Examine each line of the data. Copy those that contain the string "TECNICO".

++++++++

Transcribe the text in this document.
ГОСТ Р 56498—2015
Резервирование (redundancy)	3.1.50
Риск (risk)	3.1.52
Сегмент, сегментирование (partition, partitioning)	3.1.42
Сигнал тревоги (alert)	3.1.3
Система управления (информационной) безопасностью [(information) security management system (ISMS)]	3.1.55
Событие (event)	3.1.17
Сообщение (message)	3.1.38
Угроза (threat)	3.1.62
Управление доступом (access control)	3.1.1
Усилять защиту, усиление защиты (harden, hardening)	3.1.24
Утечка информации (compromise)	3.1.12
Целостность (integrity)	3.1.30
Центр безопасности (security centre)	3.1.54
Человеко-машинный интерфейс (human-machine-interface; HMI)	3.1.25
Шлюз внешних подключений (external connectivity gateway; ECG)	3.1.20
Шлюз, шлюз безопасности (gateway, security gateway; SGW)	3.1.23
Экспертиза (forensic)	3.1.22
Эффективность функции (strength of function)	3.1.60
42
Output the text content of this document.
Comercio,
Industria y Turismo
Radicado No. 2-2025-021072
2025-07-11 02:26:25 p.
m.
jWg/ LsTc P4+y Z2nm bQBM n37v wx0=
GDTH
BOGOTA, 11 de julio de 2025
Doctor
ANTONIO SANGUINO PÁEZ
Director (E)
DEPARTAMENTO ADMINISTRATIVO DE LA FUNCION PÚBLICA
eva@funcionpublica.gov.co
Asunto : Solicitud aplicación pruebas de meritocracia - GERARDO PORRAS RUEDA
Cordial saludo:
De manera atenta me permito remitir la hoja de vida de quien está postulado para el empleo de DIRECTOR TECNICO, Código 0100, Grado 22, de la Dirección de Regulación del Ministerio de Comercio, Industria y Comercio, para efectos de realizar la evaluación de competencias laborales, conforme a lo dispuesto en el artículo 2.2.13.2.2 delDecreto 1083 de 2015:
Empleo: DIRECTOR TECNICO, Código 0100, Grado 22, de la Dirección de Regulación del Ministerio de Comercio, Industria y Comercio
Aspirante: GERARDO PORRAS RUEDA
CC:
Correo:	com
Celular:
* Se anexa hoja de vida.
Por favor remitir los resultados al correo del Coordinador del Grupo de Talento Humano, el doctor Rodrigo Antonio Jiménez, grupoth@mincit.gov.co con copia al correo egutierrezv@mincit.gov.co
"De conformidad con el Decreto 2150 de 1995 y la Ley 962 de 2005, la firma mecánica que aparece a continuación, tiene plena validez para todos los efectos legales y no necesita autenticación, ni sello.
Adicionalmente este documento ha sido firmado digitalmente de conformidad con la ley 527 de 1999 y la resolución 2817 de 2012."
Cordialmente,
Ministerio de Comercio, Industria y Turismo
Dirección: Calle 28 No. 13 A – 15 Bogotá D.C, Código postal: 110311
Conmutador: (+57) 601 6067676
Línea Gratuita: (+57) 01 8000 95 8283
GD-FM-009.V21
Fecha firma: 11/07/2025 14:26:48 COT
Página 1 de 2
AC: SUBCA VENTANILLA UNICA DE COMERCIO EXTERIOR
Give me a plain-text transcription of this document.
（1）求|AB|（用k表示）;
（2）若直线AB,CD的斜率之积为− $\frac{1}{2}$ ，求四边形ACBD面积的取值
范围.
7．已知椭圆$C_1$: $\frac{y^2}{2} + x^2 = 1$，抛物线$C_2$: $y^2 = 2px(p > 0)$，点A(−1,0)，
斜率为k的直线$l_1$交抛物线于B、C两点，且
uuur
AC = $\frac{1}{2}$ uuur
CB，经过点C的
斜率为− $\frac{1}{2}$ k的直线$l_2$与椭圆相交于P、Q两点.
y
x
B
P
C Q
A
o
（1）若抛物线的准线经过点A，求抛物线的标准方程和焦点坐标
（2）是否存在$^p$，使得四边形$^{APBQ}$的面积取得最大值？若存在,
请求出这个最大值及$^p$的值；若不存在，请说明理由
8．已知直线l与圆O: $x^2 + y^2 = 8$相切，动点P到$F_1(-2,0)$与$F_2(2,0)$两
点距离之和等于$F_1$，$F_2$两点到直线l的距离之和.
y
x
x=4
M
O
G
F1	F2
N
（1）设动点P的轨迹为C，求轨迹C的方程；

++++++++

# TASK ANSWER
De manera atenta me permito remitir la hoja de vida de quien está postulado para el empleo de DIRECTOR TECNICO, Código 0100, Grado 22, de la Dirección de Regulación del Ministerio de Comercio, Industria y Comercio, para efectos de realizar la evaluación de competencias laborales, conforme a lo dispuesto en el artículo 2.2.13.2.2 delDecreto 1083 de 2015:
Empleo: DIRECTOR TECNICO, Código 0100, Grado 22, de la Dirección de Regulación del Ministerio de Comercio, Industria y Comercio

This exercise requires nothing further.